_Task description:_
Return every line of the material exactly.

★ ★ ★ ★ ★

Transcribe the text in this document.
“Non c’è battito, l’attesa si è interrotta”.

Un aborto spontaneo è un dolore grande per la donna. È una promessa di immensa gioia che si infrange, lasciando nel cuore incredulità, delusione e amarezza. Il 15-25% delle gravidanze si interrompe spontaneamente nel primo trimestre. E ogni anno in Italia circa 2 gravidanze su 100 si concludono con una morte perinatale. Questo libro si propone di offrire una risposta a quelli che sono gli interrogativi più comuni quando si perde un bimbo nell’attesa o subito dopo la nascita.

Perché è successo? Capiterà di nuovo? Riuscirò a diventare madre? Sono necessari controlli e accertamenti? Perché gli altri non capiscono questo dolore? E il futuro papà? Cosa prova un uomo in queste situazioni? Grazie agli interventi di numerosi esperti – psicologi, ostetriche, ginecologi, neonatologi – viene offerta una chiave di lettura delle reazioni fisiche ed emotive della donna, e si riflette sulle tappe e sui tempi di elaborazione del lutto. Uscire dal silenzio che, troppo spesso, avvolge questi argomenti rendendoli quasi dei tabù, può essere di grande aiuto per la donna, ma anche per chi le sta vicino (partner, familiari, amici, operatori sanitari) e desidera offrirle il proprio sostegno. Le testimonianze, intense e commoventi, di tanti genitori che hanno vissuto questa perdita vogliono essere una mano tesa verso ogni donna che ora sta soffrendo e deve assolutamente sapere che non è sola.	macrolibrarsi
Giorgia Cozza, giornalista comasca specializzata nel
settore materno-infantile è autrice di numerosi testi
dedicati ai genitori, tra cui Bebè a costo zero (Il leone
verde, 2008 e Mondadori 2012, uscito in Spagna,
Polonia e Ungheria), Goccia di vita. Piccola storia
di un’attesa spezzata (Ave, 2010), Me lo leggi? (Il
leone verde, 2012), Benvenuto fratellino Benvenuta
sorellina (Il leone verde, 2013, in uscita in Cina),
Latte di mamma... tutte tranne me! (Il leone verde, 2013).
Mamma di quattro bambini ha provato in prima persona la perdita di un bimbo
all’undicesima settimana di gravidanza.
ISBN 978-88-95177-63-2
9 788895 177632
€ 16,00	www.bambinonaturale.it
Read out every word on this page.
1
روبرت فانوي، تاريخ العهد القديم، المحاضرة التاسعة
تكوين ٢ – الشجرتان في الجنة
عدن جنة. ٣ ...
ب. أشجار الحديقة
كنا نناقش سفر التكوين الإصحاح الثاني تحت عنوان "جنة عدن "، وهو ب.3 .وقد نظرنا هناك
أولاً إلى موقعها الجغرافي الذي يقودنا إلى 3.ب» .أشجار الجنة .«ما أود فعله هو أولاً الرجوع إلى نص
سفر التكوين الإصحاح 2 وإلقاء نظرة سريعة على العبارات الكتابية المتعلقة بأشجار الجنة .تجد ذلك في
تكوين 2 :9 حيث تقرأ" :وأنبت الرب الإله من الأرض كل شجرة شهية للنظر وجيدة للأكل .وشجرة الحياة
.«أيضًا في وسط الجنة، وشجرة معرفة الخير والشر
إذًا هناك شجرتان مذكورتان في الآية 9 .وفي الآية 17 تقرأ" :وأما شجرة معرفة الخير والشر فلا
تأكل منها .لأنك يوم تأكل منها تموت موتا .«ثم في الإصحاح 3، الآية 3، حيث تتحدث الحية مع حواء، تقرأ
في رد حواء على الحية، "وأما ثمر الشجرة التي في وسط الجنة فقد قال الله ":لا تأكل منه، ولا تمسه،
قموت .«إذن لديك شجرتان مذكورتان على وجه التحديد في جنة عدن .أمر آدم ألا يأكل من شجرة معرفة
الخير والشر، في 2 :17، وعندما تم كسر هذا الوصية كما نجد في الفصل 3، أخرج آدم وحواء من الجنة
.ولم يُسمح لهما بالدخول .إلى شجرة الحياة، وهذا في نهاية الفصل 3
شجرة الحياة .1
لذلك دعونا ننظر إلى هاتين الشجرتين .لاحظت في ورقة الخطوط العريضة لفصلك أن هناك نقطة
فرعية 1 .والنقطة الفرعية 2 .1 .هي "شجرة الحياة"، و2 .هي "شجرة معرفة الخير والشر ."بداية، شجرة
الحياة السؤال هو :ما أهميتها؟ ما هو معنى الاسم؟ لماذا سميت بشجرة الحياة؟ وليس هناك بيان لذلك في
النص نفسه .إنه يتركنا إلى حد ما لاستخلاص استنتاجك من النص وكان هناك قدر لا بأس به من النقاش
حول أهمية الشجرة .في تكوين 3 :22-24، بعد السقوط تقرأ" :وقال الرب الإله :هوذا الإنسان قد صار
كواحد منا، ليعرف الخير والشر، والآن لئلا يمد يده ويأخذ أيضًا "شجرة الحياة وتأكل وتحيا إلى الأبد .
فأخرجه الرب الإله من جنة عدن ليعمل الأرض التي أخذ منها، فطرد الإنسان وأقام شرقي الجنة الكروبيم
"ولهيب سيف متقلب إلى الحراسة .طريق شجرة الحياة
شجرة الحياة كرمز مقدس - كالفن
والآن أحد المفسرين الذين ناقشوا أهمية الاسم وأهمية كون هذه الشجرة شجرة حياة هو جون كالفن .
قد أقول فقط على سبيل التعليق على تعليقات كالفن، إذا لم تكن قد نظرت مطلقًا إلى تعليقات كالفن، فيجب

★ ★ ★ ★ ★

_Output for this exercise:_
Transcribe the text in this document.
“Non c’è battito, l’attesa si è interrotta”.

Un aborto spontaneo è un dolore grande per la donna. È una promessa di immensa gioia che si infrange, lasciando nel cuore incredulità, delusione e amarezza. Il 15-25% delle gravidanze si interrompe spontaneamente nel primo trimestre. E ogni anno in Italia circa 2 gravidanze su 100 si concludono con una morte perinatale. Questo libro si propone di offrire una risposta a quelli che sono gli interrogativi più comuni quando si perde un bimbo nell’attesa o subito dopo la nascita.

Perché è successo? Capiterà di nuovo? Riuscirò a diventare madre? Sono necessari controlli e accertamenti? Perché gli altri non capiscono questo dolore? E il futuro papà? Cosa prova un uomo in queste situazioni? Grazie agli interventi di numerosi esperti – psicologi, ostetriche, ginecologi, neonatologi – viene offerta una chiave di lettura delle reazioni fisiche ed emotive della donna, e si riflette sulle tappe e sui tempi di elaborazione del lutto. Uscire dal silenzio che, troppo spesso, avvolge questi argomenti rendendoli quasi dei tabù, può essere di grande aiuto per la donna, ma anche per chi le sta vicino (partner, familiari, amici, operatori sanitari) e desidera offrirle il proprio sostegno. Le testimonianze, intense e commoventi, di tanti genitori che hanno vissuto questa perdita vogliono essere una mano tesa verso ogni donna che ora sta soffrendo e deve assolutamente sapere che non è sola.	macrolibrarsi
Giorgia Cozza, giornalista comasca specializzata nel
settore materno-infantile è autrice di numerosi testi
dedicati ai genitori, tra cui Bebè a costo zero (Il leone
verde, 2008 e Mondadori 2012, uscito in Spagna,
Polonia e Ungheria), Goccia di vita. Piccola storia
di un’attesa spezzata (Ave, 2010), Me lo leggi? (Il
leone verde, 2012), Benvenuto fratellino Benvenuta
sorellina (Il leone verde, 2013, in uscita in Cina),
Latte di mamma... tutte tranne me! (Il leone verde, 2013).
Mamma di quattro bambini ha provato in prima persona la perdita di un bimbo
all’undicesima settimana di gravidanza.
ISBN 978-88-95177-63-2
9 788895 177632
€ 16,00	www.bambinonaturale.it
Read out every word on this page.
1
روبرت فانوي، تاريخ العهد القديم، المحاضرة التاسعة
تكوين ٢ – الشجرتان في الجنة
عدن جنة. ٣ ...
ب. أشجار الحديقة
كنا نناقش سفر التكوين الإصحاح الثاني تحت عنوان "جنة عدن "، وهو ب.3 .وقد نظرنا هناك
أولاً إلى موقعها الجغرافي الذي يقودنا إلى 3.ب» .أشجار الجنة .«ما أود فعله هو أولاً الرجوع إلى نص
سفر التكوين الإصحاح 2 وإلقاء نظرة سريعة على العبارات الكتابية المتعلقة بأشجار الجنة .تجد ذلك في
تكوين 2 :9 حيث تقرأ" :وأنبت الرب الإله من الأرض كل شجرة شهية للنظر وجيدة للأكل .وشجرة الحياة
.«أيضًا في وسط الجنة، وشجرة معرفة الخير والشر
إذًا هناك شجرتان مذكورتان في الآية 9 .وفي الآية 17 تقرأ" :وأما شجرة معرفة الخير والشر فلا
تأكل منها .لأنك يوم تأكل منها تموت موتا .«ثم في الإصحاح 3، الآية 3، حيث تتحدث الحية مع حواء، تقرأ
في رد حواء على الحية، "وأما ثمر الشجرة التي في وسط الجنة فقد قال الله ":لا تأكل منه، ولا تمسه،
قموت .«إذن لديك شجرتان مذكورتان على وجه التحديد في جنة عدن .أمر آدم ألا يأكل من شجرة معرفة
الخير والشر، في 2 :17، وعندما تم كسر هذا الوصية كما نجد في الفصل 3، أخرج آدم وحواء من الجنة
.ولم يُسمح لهما بالدخول .إلى شجرة الحياة، وهذا في نهاية الفصل 3
شجرة الحياة .1
لذلك دعونا ننظر إلى هاتين الشجرتين .لاحظت في ورقة الخطوط العريضة لفصلك أن هناك نقطة
فرعية 1 .والنقطة الفرعية 2 .1 .هي "شجرة الحياة"، و2 .هي "شجرة معرفة الخير والشر ."بداية، شجرة
الحياة السؤال هو :ما أهميتها؟ ما هو معنى الاسم؟ لماذا سميت بشجرة الحياة؟ وليس هناك بيان لذلك في
النص نفسه .إنه يتركنا إلى حد ما لاستخلاص استنتاجك من النص وكان هناك قدر لا بأس به من النقاش
حول أهمية الشجرة .في تكوين 3 :22-24، بعد السقوط تقرأ" :وقال الرب الإله :هوذا الإنسان قد صار
كواحد منا، ليعرف الخير والشر، والآن لئلا يمد يده ويأخذ أيضًا "شجرة الحياة وتأكل وتحيا إلى الأبد .
فأخرجه الرب الإله من جنة عدن ليعمل الأرض التي أخذ منها، فطرد الإنسان وأقام شرقي الجنة الكروبيم
"ولهيب سيف متقلب إلى الحراسة .طريق شجرة الحياة
شجرة الحياة كرمز مقدس - كالفن
والآن أحد المفسرين الذين ناقشوا أهمية الاسم وأهمية كون هذه الشجرة شجرة حياة هو جون كالفن .
قد أقول فقط على سبيل التعليق على تعليقات كالفن، إذا لم تكن قد نظرت مطلقًا إلى تعليقات كالفن، فيجب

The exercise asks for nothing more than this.